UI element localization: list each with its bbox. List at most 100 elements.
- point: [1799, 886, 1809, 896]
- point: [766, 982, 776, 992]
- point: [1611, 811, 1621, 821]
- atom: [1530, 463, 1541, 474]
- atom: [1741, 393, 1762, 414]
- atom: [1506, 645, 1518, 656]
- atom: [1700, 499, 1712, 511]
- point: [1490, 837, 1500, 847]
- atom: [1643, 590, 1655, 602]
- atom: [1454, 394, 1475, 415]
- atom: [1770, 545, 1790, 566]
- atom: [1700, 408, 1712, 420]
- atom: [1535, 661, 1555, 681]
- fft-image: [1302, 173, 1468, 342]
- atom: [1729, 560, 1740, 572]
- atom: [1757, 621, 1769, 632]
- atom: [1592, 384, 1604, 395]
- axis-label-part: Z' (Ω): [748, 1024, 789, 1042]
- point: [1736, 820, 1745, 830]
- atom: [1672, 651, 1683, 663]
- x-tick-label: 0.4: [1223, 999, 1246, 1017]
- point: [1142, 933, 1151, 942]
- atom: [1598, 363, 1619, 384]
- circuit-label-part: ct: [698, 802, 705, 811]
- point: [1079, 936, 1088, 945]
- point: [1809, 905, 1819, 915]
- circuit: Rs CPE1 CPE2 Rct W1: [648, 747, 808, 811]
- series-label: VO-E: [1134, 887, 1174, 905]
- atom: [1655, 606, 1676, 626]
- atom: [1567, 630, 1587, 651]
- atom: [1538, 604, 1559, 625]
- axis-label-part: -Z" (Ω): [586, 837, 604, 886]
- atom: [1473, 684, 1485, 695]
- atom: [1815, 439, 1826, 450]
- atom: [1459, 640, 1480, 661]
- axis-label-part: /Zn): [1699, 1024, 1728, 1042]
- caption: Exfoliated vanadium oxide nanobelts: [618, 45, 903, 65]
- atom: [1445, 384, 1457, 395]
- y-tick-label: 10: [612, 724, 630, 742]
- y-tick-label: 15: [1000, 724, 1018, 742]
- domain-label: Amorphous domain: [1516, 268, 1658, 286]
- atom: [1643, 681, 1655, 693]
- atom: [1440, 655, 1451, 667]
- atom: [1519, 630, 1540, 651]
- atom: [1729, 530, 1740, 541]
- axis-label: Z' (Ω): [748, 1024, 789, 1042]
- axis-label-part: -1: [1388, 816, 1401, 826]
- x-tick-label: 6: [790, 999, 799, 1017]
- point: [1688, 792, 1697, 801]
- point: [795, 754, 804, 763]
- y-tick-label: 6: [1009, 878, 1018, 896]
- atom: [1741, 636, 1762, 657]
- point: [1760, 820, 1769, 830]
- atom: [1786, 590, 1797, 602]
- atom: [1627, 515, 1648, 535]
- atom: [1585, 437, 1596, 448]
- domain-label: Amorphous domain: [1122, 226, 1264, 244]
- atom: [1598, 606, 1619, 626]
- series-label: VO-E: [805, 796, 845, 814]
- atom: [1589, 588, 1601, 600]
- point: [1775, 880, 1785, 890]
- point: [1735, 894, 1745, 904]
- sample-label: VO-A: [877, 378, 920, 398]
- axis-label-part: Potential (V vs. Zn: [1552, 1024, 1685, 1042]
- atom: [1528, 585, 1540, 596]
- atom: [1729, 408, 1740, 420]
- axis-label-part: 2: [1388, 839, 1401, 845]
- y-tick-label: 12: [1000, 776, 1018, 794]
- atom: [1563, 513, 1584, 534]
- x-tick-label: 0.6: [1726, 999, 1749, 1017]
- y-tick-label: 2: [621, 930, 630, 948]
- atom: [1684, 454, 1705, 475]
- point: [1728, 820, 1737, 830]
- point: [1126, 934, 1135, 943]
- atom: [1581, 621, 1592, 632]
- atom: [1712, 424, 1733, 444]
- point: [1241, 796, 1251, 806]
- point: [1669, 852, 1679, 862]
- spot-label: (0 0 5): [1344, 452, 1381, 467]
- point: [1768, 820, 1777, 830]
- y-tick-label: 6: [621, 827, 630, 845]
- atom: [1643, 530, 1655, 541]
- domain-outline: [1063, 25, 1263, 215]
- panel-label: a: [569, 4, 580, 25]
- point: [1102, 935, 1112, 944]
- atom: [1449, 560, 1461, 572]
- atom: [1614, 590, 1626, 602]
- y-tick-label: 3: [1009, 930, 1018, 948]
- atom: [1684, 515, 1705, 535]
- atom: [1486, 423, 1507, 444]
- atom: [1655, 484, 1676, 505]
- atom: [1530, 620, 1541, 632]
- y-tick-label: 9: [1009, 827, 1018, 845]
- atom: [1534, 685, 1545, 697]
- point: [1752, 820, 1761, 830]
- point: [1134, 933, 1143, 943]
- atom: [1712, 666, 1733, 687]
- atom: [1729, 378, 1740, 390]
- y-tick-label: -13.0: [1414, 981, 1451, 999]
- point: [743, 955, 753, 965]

——

# Task statement:
Copy every entry above line for line, with every character unchanged.

# Solution to this exercise:
UI element localization: list each with its bbox. List at most 100 elements.
- point: [1799, 886, 1809, 896]
- point: [766, 982, 776, 992]
- point: [1611, 811, 1621, 821]
- atom: [1530, 463, 1541, 474]
- atom: [1741, 393, 1762, 414]
- atom: [1506, 645, 1518, 656]
- atom: [1700, 499, 1712, 511]
- point: [1490, 837, 1500, 847]
- atom: [1643, 590, 1655, 602]
- atom: [1454, 394, 1475, 415]
- atom: [1770, 545, 1790, 566]
- atom: [1700, 408, 1712, 420]
- atom: [1535, 661, 1555, 681]
- fft-image: [1302, 173, 1468, 342]
- atom: [1729, 560, 1740, 572]
- atom: [1757, 621, 1769, 632]
- atom: [1592, 384, 1604, 395]
- axis-label-part: Z' (Ω): [748, 1024, 789, 1042]
- point: [1736, 820, 1745, 830]
- atom: [1672, 651, 1683, 663]
- x-tick-label: 0.4: [1223, 999, 1246, 1017]
- point: [1142, 933, 1151, 942]
- atom: [1598, 363, 1619, 384]
- circuit-label-part: ct: [698, 802, 705, 811]
- point: [1079, 936, 1088, 945]
- point: [1809, 905, 1819, 915]
- circuit: Rs CPE1 CPE2 Rct W1: [648, 747, 808, 811]
- series-label: VO-E: [1134, 887, 1174, 905]
- atom: [1655, 606, 1676, 626]
- atom: [1567, 630, 1587, 651]
- atom: [1538, 604, 1559, 625]
- axis-label-part: -Z" (Ω): [586, 837, 604, 886]
- atom: [1473, 684, 1485, 695]
- atom: [1815, 439, 1826, 450]
- atom: [1459, 640, 1480, 661]
- axis-label-part: /Zn): [1699, 1024, 1728, 1042]
- caption: Exfoliated vanadium oxide nanobelts: [618, 45, 903, 65]
- atom: [1445, 384, 1457, 395]
- y-tick-label: 10: [612, 724, 630, 742]
- y-tick-label: 15: [1000, 724, 1018, 742]
- domain-label: Amorphous domain: [1516, 268, 1658, 286]
- atom: [1643, 681, 1655, 693]
- atom: [1440, 655, 1451, 667]
- atom: [1519, 630, 1540, 651]
- atom: [1729, 530, 1740, 541]
- axis-label: Z' (Ω): [748, 1024, 789, 1042]
- axis-label-part: -1: [1388, 816, 1401, 826]
- x-tick-label: 6: [790, 999, 799, 1017]
- point: [1688, 792, 1697, 801]
- point: [795, 754, 804, 763]
- y-tick-label: 6: [1009, 878, 1018, 896]
- atom: [1741, 636, 1762, 657]
- point: [1760, 820, 1769, 830]
- atom: [1786, 590, 1797, 602]
- atom: [1627, 515, 1648, 535]
- atom: [1585, 437, 1596, 448]
- domain-label: Amorphous domain: [1122, 226, 1264, 244]
- atom: [1598, 606, 1619, 626]
- series-label: VO-E: [805, 796, 845, 814]
- atom: [1589, 588, 1601, 600]
- point: [1775, 880, 1785, 890]
- point: [1735, 894, 1745, 904]
- sample-label: VO-A: [877, 378, 920, 398]
- axis-label-part: Potential (V vs. Zn: [1552, 1024, 1685, 1042]
- atom: [1528, 585, 1540, 596]
- atom: [1729, 408, 1740, 420]
- axis-label-part: 2: [1388, 839, 1401, 845]
- y-tick-label: 12: [1000, 776, 1018, 794]
- atom: [1563, 513, 1584, 534]
- x-tick-label: 0.6: [1726, 999, 1749, 1017]
- y-tick-label: 2: [621, 930, 630, 948]
- atom: [1684, 454, 1705, 475]
- point: [1728, 820, 1737, 830]
- point: [1126, 934, 1135, 943]
- atom: [1581, 621, 1592, 632]
- atom: [1712, 424, 1733, 444]
- point: [1241, 796, 1251, 806]
- point: [1669, 852, 1679, 862]
- spot-label: (0 0 5): [1344, 452, 1381, 467]
- point: [1768, 820, 1777, 830]
- y-tick-label: 6: [621, 827, 630, 845]
- atom: [1643, 530, 1655, 541]
- domain-outline: [1063, 25, 1263, 215]
- panel-label: a: [569, 4, 580, 25]
- point: [1102, 935, 1112, 944]
- atom: [1449, 560, 1461, 572]
- atom: [1614, 590, 1626, 602]
- y-tick-label: 3: [1009, 930, 1018, 948]
- atom: [1684, 515, 1705, 535]
- atom: [1486, 423, 1507, 444]
- atom: [1655, 484, 1676, 505]
- atom: [1530, 620, 1541, 632]
- y-tick-label: 9: [1009, 827, 1018, 845]
- atom: [1534, 685, 1545, 697]
- point: [1752, 820, 1761, 830]
- point: [1134, 933, 1143, 943]
- atom: [1712, 666, 1733, 687]
- atom: [1729, 378, 1740, 390]
- y-tick-label: -13.0: [1414, 981, 1451, 999]
- point: [743, 955, 753, 965]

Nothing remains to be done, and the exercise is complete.